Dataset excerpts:
** BEGIN **

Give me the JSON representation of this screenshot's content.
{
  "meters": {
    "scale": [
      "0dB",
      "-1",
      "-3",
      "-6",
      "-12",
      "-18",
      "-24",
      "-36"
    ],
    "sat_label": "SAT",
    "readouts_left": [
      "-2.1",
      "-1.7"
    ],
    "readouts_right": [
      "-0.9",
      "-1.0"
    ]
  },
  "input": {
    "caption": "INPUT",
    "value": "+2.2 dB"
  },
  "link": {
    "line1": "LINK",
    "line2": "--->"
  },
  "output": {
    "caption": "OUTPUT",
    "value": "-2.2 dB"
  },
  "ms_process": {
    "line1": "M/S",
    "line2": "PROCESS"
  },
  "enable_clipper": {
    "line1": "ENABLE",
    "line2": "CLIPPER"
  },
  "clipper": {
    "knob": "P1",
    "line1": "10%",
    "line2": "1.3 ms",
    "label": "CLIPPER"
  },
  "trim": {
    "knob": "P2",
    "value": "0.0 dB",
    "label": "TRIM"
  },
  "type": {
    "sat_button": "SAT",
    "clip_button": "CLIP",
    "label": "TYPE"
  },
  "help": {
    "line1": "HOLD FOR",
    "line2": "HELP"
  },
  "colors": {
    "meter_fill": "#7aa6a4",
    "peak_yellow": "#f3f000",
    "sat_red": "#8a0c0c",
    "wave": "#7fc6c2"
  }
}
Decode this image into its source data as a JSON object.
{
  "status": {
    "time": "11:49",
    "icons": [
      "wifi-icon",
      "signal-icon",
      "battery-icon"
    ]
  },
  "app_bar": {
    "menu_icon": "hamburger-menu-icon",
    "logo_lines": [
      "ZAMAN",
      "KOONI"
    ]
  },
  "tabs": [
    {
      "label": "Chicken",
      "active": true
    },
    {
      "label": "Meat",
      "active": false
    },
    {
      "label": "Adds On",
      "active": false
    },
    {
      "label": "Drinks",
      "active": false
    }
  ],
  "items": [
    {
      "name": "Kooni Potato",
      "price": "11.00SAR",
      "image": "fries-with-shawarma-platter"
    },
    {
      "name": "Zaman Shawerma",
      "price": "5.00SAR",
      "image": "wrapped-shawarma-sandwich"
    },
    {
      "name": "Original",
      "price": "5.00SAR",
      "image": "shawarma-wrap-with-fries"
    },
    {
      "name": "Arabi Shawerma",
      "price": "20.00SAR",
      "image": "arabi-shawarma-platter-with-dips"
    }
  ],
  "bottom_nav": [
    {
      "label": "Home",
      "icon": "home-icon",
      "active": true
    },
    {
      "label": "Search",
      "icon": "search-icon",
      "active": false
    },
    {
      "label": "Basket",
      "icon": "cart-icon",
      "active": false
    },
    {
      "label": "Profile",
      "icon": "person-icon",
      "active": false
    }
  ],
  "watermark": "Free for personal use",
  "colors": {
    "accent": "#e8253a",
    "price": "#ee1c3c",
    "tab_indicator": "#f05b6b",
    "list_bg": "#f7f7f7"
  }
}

** END **

Given task: Above is a listing; report how many of its lines include the word "image", giving the number only.

The completed task: 5